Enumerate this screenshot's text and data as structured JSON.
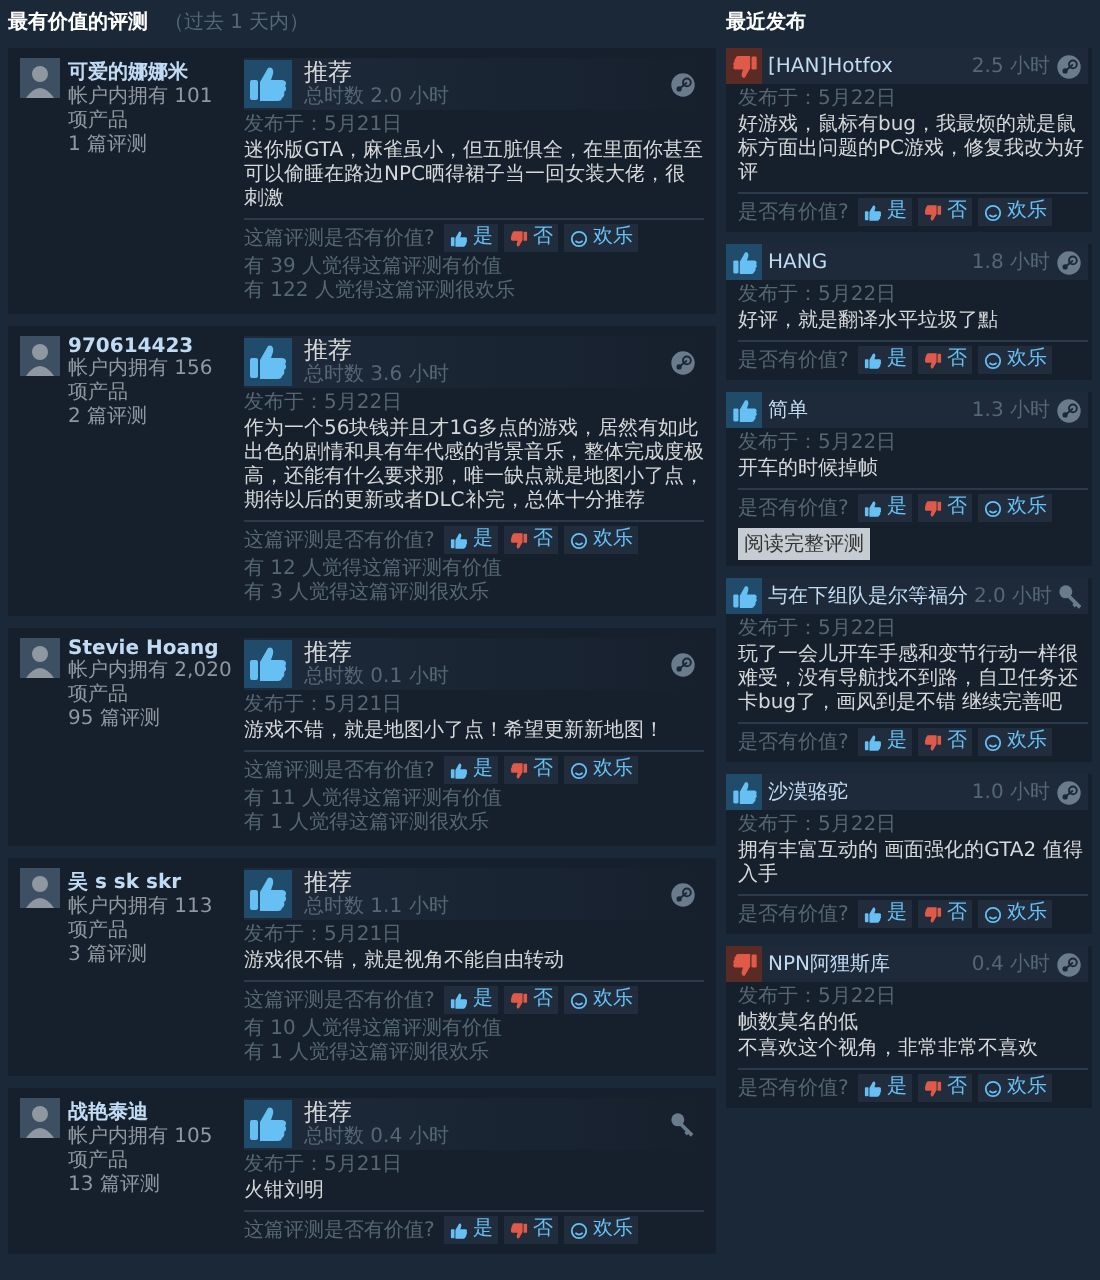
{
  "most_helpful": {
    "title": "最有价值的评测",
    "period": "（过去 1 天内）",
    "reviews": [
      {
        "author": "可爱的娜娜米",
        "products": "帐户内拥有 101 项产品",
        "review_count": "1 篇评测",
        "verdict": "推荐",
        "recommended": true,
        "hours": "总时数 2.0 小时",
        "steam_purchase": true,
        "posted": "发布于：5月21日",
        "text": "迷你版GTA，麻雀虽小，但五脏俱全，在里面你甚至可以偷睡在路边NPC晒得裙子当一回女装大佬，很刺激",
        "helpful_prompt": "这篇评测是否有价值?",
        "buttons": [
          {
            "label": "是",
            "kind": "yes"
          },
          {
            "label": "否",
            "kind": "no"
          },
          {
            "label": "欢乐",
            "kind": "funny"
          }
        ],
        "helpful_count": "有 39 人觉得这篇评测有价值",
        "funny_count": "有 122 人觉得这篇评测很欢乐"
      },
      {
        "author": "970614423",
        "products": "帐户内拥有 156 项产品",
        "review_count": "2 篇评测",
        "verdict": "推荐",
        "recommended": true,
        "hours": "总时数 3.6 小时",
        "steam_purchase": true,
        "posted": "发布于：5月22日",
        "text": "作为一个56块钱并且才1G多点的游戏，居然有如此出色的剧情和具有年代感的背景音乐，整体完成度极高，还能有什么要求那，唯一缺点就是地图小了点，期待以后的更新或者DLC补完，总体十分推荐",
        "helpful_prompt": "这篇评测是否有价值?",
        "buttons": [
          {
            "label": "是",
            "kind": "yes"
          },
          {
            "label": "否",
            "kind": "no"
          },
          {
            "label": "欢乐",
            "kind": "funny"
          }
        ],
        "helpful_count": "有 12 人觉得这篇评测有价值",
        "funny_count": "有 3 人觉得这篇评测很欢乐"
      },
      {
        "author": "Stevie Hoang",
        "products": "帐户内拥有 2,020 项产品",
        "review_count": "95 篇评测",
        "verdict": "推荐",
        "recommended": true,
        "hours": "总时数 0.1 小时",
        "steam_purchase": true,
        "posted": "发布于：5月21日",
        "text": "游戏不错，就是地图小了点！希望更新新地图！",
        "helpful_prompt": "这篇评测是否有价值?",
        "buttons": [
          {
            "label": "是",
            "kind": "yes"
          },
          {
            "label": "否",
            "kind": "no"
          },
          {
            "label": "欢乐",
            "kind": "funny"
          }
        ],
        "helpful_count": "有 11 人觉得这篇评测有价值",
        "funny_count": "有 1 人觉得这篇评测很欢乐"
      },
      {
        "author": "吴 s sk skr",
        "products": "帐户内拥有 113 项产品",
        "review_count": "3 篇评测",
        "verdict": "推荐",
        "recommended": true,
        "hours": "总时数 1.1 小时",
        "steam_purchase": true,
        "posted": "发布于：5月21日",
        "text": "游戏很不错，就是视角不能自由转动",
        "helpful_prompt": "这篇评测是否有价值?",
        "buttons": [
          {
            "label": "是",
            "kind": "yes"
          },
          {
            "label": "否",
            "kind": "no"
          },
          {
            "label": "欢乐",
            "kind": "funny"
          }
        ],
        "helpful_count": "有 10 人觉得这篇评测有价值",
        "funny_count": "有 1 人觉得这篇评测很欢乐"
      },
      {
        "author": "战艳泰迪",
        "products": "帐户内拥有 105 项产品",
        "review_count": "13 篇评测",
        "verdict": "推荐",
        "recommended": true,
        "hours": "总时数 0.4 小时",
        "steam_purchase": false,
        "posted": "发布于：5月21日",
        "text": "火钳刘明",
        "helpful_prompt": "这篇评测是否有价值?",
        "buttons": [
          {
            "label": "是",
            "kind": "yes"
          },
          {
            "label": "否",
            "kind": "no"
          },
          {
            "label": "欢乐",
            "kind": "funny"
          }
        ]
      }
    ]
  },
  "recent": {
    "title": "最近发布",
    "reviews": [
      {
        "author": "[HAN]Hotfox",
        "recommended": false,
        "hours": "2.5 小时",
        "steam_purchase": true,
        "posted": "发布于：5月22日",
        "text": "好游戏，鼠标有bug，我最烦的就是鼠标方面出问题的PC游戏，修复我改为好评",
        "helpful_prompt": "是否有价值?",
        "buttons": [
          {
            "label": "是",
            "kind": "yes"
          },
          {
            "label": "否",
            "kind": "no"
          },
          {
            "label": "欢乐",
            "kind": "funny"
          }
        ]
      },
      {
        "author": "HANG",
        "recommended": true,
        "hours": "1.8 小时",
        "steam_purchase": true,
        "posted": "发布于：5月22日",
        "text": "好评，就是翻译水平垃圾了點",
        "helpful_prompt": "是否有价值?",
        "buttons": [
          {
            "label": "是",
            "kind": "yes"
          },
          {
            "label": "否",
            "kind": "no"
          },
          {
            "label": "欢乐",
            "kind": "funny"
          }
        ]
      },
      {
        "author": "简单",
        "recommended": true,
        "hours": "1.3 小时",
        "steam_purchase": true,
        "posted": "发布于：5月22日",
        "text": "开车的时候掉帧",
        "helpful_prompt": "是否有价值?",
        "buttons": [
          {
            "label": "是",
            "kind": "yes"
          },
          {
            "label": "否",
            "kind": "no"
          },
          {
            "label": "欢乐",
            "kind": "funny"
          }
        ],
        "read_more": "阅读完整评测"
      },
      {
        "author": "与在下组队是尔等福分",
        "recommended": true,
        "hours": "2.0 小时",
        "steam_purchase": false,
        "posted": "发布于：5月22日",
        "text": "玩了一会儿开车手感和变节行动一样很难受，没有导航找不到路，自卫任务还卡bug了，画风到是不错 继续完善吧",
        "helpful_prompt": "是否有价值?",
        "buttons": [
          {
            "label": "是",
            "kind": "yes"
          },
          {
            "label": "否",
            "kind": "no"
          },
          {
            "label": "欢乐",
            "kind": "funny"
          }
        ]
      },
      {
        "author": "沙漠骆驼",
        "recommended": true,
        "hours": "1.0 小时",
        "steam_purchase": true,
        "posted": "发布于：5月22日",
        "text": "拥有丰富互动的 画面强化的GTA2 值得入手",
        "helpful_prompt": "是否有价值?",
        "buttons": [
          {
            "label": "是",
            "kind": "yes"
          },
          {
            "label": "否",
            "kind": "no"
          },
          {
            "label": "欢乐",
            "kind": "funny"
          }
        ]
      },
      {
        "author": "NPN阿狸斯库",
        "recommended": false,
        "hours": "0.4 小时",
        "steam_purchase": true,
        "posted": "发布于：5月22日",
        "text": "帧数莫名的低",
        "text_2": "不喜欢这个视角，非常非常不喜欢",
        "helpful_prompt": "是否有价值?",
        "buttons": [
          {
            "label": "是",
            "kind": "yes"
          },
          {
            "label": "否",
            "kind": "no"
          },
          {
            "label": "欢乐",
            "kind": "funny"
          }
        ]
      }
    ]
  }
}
# # # #
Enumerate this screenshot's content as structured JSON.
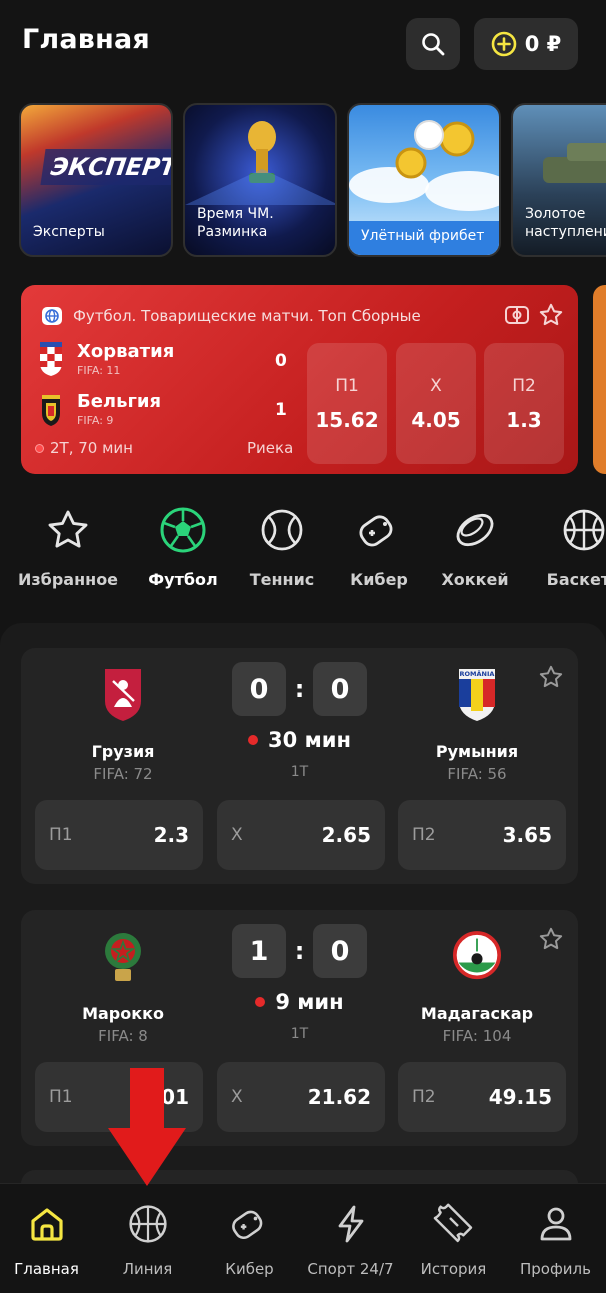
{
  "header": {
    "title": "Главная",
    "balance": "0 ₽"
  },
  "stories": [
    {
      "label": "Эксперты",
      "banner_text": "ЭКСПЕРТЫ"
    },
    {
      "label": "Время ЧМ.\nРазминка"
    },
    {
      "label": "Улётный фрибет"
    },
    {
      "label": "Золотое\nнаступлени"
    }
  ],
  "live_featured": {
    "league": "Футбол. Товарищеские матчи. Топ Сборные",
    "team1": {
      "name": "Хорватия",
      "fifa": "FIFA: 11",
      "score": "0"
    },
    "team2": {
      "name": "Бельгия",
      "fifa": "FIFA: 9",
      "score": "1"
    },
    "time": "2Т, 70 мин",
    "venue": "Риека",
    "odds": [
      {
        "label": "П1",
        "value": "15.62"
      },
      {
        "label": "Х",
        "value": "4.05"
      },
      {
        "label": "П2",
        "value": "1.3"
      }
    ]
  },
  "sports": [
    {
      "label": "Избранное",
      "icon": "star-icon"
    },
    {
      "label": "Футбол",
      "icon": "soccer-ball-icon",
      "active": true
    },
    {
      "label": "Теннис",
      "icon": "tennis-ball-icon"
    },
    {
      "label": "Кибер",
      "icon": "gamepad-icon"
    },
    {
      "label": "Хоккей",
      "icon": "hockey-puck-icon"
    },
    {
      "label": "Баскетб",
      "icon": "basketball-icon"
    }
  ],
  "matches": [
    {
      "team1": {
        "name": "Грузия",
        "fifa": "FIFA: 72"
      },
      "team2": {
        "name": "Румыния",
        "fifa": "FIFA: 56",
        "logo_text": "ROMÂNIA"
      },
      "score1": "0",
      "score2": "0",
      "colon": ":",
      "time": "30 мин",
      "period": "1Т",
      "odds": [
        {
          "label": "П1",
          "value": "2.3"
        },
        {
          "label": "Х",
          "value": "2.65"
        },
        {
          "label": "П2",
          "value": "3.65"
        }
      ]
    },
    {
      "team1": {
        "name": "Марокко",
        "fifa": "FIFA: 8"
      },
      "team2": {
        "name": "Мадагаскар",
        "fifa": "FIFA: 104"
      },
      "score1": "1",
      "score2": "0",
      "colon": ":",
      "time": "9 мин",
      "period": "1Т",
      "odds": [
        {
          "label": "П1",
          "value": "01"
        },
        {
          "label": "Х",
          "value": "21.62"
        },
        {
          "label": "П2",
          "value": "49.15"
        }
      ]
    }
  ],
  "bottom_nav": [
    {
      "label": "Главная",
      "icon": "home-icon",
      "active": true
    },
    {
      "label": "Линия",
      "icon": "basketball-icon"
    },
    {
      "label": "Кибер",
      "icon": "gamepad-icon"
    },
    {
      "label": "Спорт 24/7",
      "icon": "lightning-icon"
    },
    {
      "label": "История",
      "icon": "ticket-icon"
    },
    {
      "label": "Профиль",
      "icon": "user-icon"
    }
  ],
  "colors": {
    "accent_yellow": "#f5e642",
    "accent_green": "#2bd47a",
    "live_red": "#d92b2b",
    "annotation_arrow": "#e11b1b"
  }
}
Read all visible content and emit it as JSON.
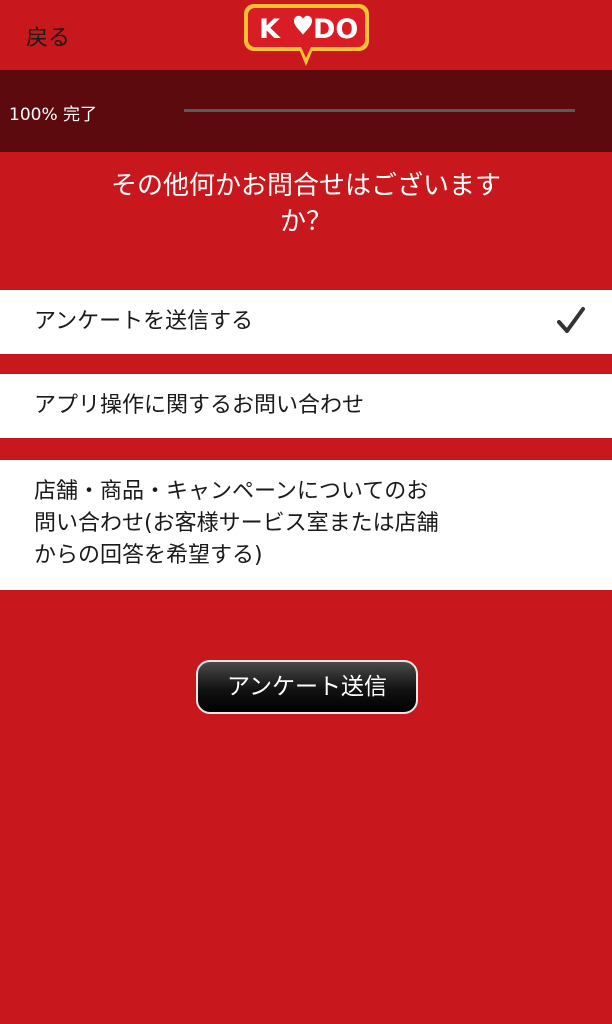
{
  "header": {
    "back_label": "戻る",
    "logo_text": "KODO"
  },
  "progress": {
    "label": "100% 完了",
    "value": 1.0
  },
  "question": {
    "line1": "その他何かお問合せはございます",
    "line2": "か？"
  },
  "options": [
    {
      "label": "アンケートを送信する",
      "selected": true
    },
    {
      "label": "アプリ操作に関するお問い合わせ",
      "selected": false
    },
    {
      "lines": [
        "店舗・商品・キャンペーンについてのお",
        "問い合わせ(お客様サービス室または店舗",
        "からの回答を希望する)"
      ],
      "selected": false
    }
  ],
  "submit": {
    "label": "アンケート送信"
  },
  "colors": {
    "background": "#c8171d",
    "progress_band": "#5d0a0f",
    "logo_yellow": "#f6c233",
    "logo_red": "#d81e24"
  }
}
# # # #
SHORT EXERCISE: Say how many lines in the records above hold "帐户内拥有", and give no other text.

TASK ANSWER: 5